- **Given problem**:
Select and copy out every line in the records containing "Working".

- **Recorded information**:

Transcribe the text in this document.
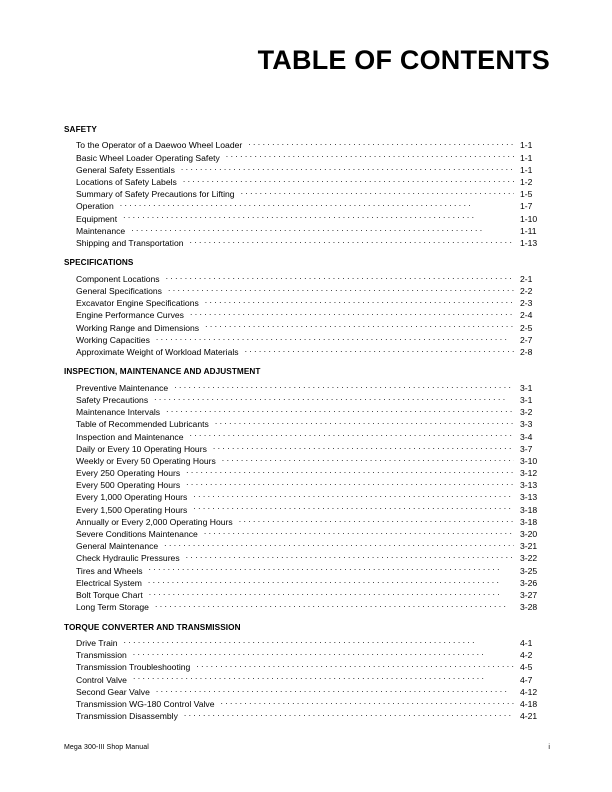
TABLE OF CONTENTS
SAFETY
To the Operator of a Daewoo Wheel Loader . . .	1-1
Basic Wheel Loader Operating Safety . . .	1-1
General Safety Essentials . . .	1-1
Locations of Safety Labels . . .	1-2
Summary of Safety Precautions for Lifting . . .	1-5
Operation . . .	1-7
Equipment . . .	1-10
Maintenance . . .	1-11
Shipping and Transportation . . .	1-13
SPECIFICATIONS
Component Locations . . .	2-1
General Specifications . . .	2-2
Excavator Engine Specifications . . .	2-3
Engine Performance Curves . . .	2-4
Working Range and Dimensions . . .	2-5
Working Capacities . . .	2-7
Approximate Weight of Workload Materials . . .	2-8
INSPECTION, MAINTENANCE AND ADJUSTMENT
Preventive Maintenance . . .	3-1
Safety Precautions . . .	3-1
Maintenance Intervals . . .	3-2
Table of Recommended Lubricants . . .	3-3
Inspection and Maintenance . . .	3-4
Daily or Every 10 Operating Hours . . .	3-7
Weekly or Every 50 Operating Hours . . .	3-10
Every 250 Operating Hours . . .	3-12
Every 500 Operating Hours . . .	3-13
Every 1,000 Operating Hours . . .	3-13
Every 1,500 Operating Hours . . .	3-18
Annually or Every 2,000 Operating Hours . . .	3-18
Severe Conditions Maintenance . . .	3-20
General Maintenance . . .	3-21
Check Hydraulic Pressures . . .	3-22
Tires and Wheels . . .	3-25
Electrical System . . .	3-26
Bolt Torque Chart . . .	3-27
Long Term Storage . . .	3-28
TORQUE CONVERTER AND TRANSMISSION
Drive Train . . .	4-1
Transmission . . .	4-2
Transmission Troubleshooting . . .	4-5
Control Valve . . .	4-7
Second Gear Valve . . .	4-12
Transmission WG-180 Control Valve . . .	4-18
Transmission Disassembly . . .	4-21
Mega 300-III Shop Manual	i
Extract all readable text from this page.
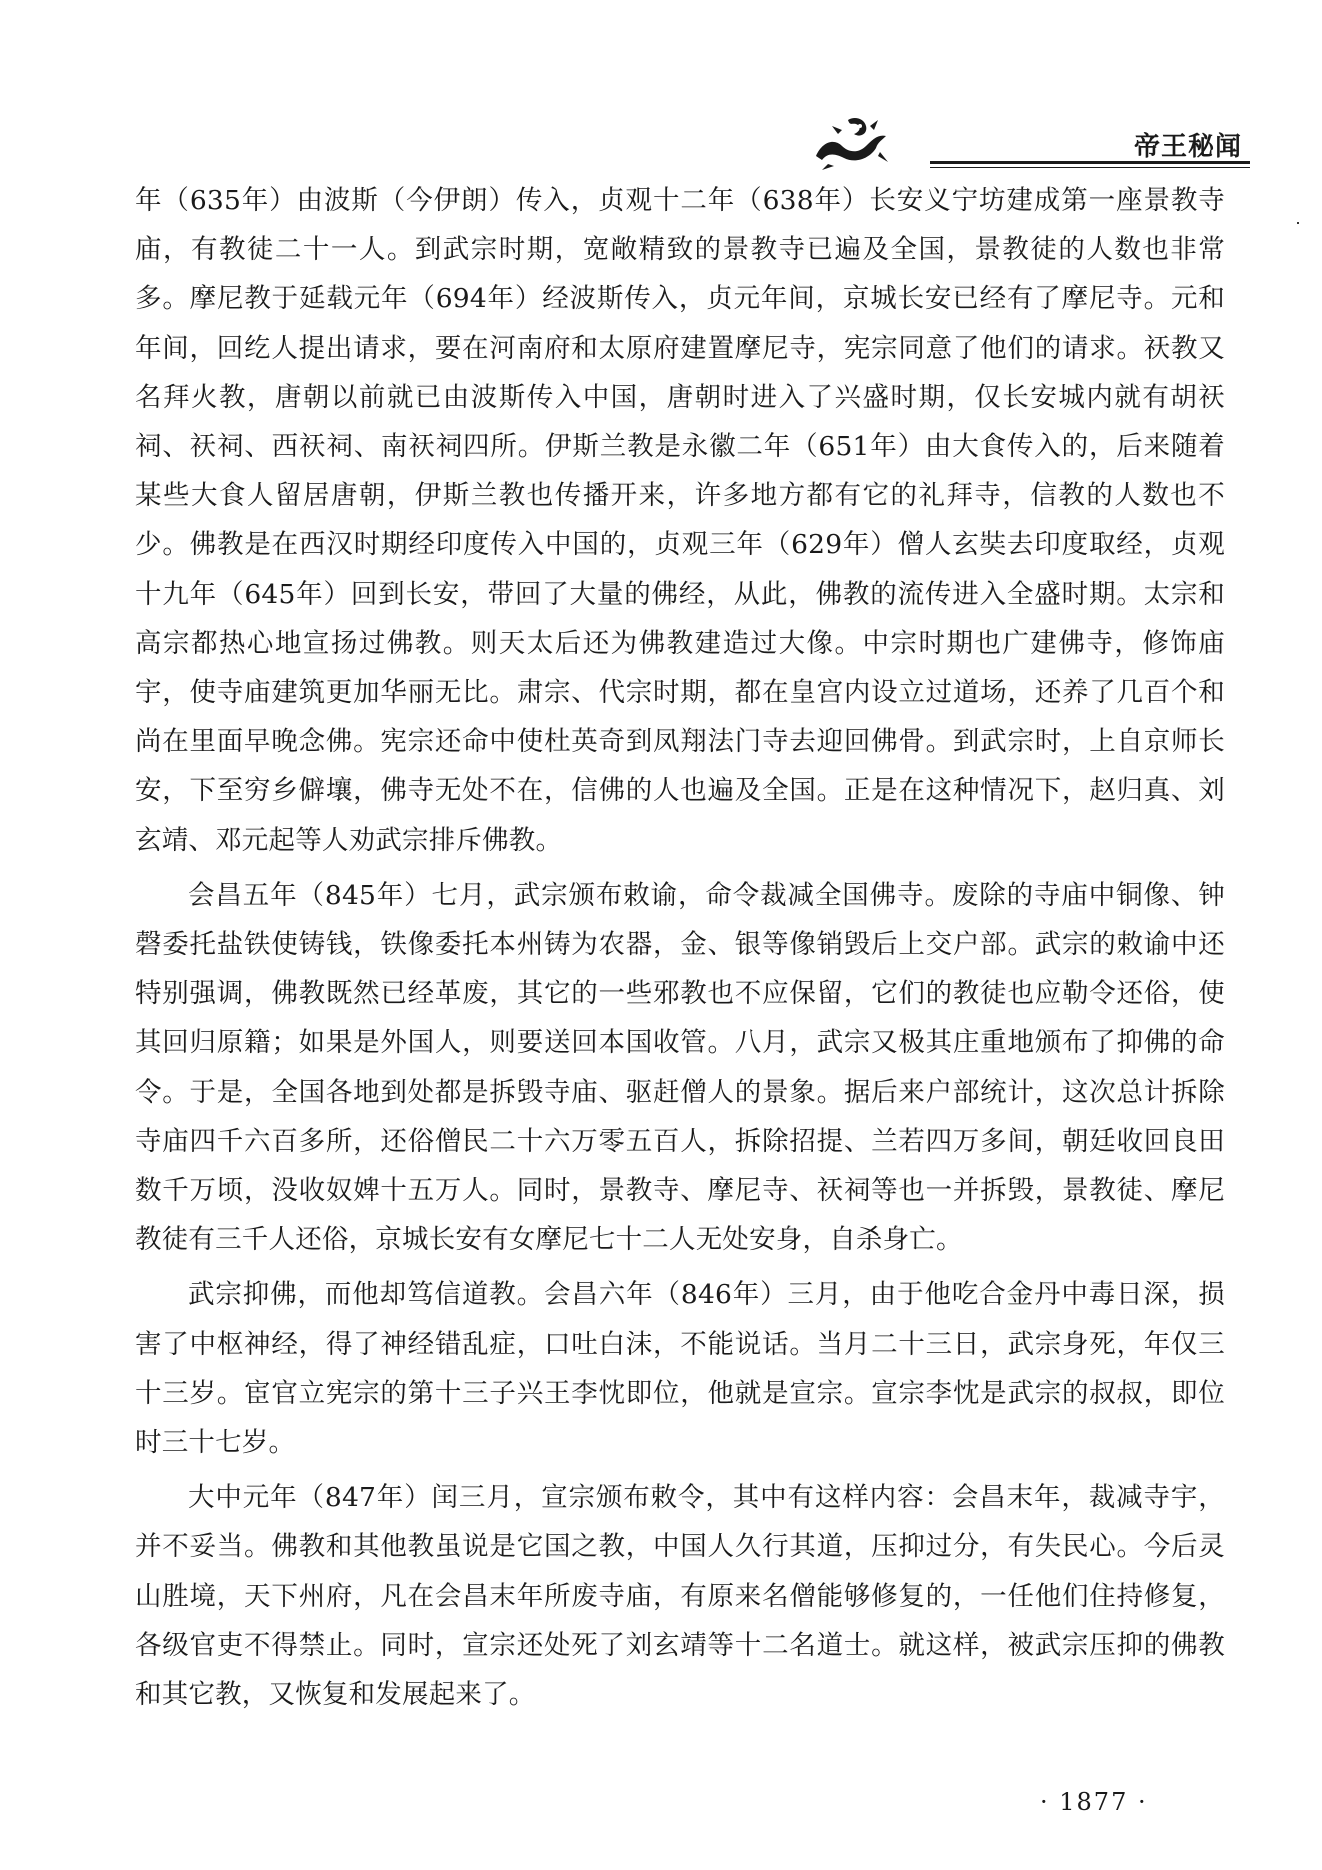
帝王秘闻

年（635年）由波斯（今伊朗）传入，贞观十二年（638年）长安义宁坊建成第一座景教寺庙，有教徒二十一人。到武宗时期，宽敞精致的景教寺已遍及全国，景教徒的人数也非常多。摩尼教于延载元年（694年）经波斯传入，贞元年间，京城长安已经有了摩尼寺。元和年间，回纥人提出请求，要在河南府和太原府建置摩尼寺，宪宗同意了他们的请求。祆教又名拜火教，唐朝以前就已由波斯传入中国，唐朝时进入了兴盛时期，仅长安城内就有胡祆祠、祆祠、西祆祠、南祆祠四所。伊斯兰教是永徽二年（651年）由大食传入的，后来随着某些大食人留居唐朝，伊斯兰教也传播开来，许多地方都有它的礼拜寺，信教的人数也不少。佛教是在西汉时期经印度传入中国的，贞观三年（629年）僧人玄奘去印度取经，贞观十九年（645年）回到长安，带回了大量的佛经，从此，佛教的流传进入全盛时期。太宗和高宗都热心地宣扬过佛教。则天太后还为佛教建造过大像。中宗时期也广建佛寺，修饰庙宇，使寺庙建筑更加华丽无比。肃宗、代宗时期，都在皇宫内设立过道场，还养了几百个和尚在里面早晚念佛。宪宗还命中使杜英奇到凤翔法门寺去迎回佛骨。到武宗时，上自京师长安，下至穷乡僻壤，佛寺无处不在，信佛的人也遍及全国。正是在这种情况下，赵归真、刘玄靖、邓元起等人劝武宗排斥佛教。

会昌五年（845年）七月，武宗颁布敕谕，命令裁减全国佛寺。废除的寺庙中铜像、钟磬委托盐铁使铸钱，铁像委托本州铸为农器，金、银等像销毁后上交户部。武宗的敕谕中还特别强调，佛教既然已经革废，其它的一些邪教也不应保留，它们的教徒也应勒令还俗，使其回归原籍；如果是外国人，则要送回本国收管。八月，武宗又极其庄重地颁布了抑佛的命令。于是，全国各地到处都是拆毁寺庙、驱赶僧人的景象。据后来户部统计，这次总计拆除寺庙四千六百多所，还俗僧民二十六万零五百人，拆除招提、兰若四万多间，朝廷收回良田数千万顷，没收奴婢十五万人。同时，景教寺、摩尼寺、祆祠等也一并拆毁，景教徒、摩尼教徒有三千人还俗，京城长安有女摩尼七十二人无处安身，自杀身亡。

武宗抑佛，而他却笃信道教。会昌六年（846年）三月，由于他吃合金丹中毒日深，损害了中枢神经，得了神经错乱症，口吐白沫，不能说话。当月二十三日，武宗身死，年仅三十三岁。宦官立宪宗的第十三子兴王李忱即位，他就是宣宗。宣宗李忱是武宗的叔叔，即位时三十七岁。

大中元年（847年）闰三月，宣宗颁布敕令，其中有这样内容：会昌末年，裁减寺宇，并不妥当。佛教和其他教虽说是它国之教，中国人久行其道，压抑过分，有失民心。今后灵山胜境，天下州府，凡在会昌末年所废寺庙，有原来名僧能够修复的，一任他们住持修复，各级官吏不得禁止。同时，宣宗还处死了刘玄靖等十二名道士。就这样，被武宗压抑的佛教和其它教，又恢复和发展起来了。

· 1877 ·
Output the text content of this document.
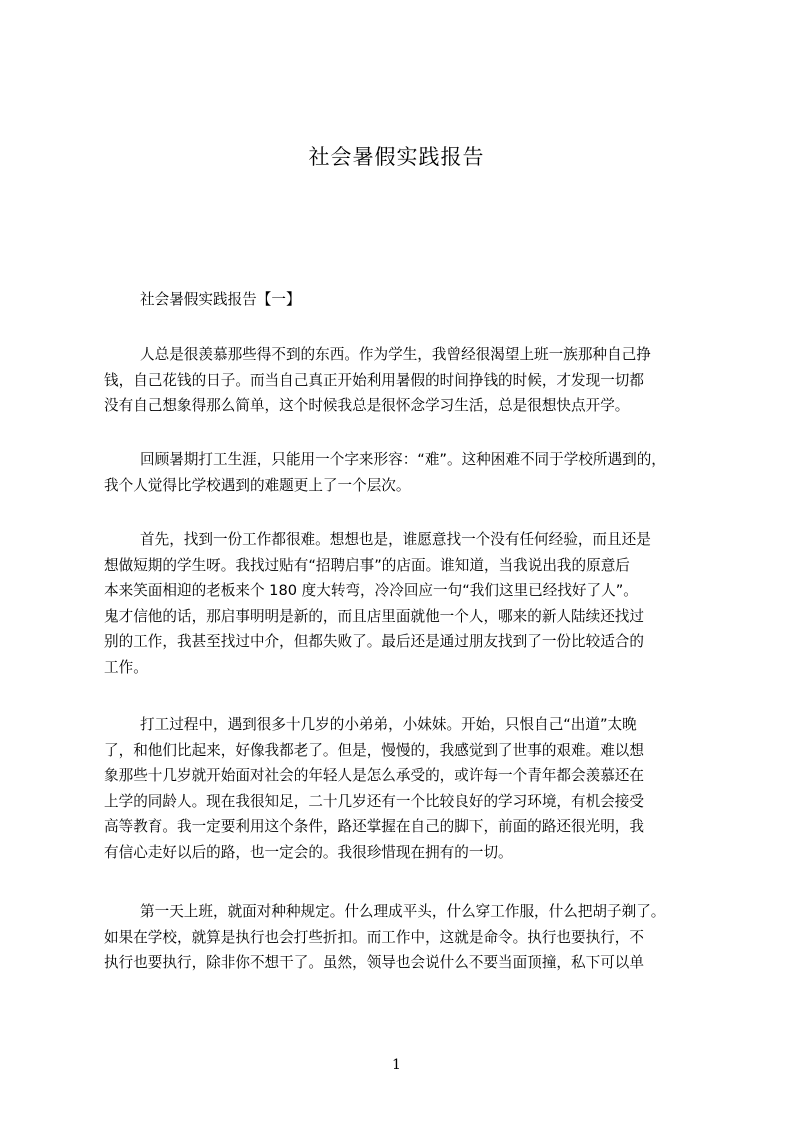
社会暑假实践报告
社会暑假实践报告【一】
人总是很羡慕那些得不到的东西。作为学生，我曾经很渴望上班一族那种自己挣
钱，自己花钱的日子。而当自己真正开始利用暑假的时间挣钱的时候，才发现一切都
没有自己想象得那么简单，这个时候我总是很怀念学习生活，总是很想快点开学。
回顾暑期打工生涯，只能用一个字来形容：“难”。这种困难不同于学校所遇到的，
我个人觉得比学校遇到的难题更上了一个层次。
首先，找到一份工作都很难。想想也是，谁愿意找一个没有任何经验，而且还是
想做短期的学生呀。我找过贴有“招聘启事”的店面。谁知道，当我说出我的原意后
本来笑面相迎的老板来个 180 度大转弯，冷冷回应一句“我们这里已经找好了人”。
鬼才信他的话，那启事明明是新的，而且店里面就他一个人，哪来的新人陆续还找过
别的工作，我甚至找过中介，但都失败了。最后还是通过朋友找到了一份比较适合的
工作。
打工过程中，遇到很多十几岁的小弟弟，小妹妹。开始，只恨自己“出道”太晚
了，和他们比起来，好像我都老了。但是，慢慢的，我感觉到了世事的艰难。难以想
象那些十几岁就开始面对社会的年轻人是怎么承受的，或许每一个青年都会羡慕还在
上学的同龄人。现在我很知足，二十几岁还有一个比较良好的学习环境，有机会接受
高等教育。我一定要利用这个条件，路还掌握在自己的脚下，前面的路还很光明，我
有信心走好以后的路，也一定会的。我很珍惜现在拥有的一切。
第一天上班，就面对种种规定。什么理成平头，什么穿工作服，什么把胡子剃了。
如果在学校，就算是执行也会打些折扣。而工作中，这就是命令。执行也要执行，不
执行也要执行，除非你不想干了。虽然，领导也会说什么不要当面顶撞，私下可以单
1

- **Answer in full**:
Working Range and Dimensions . . .	2-5
Working Capacities . . .	2-7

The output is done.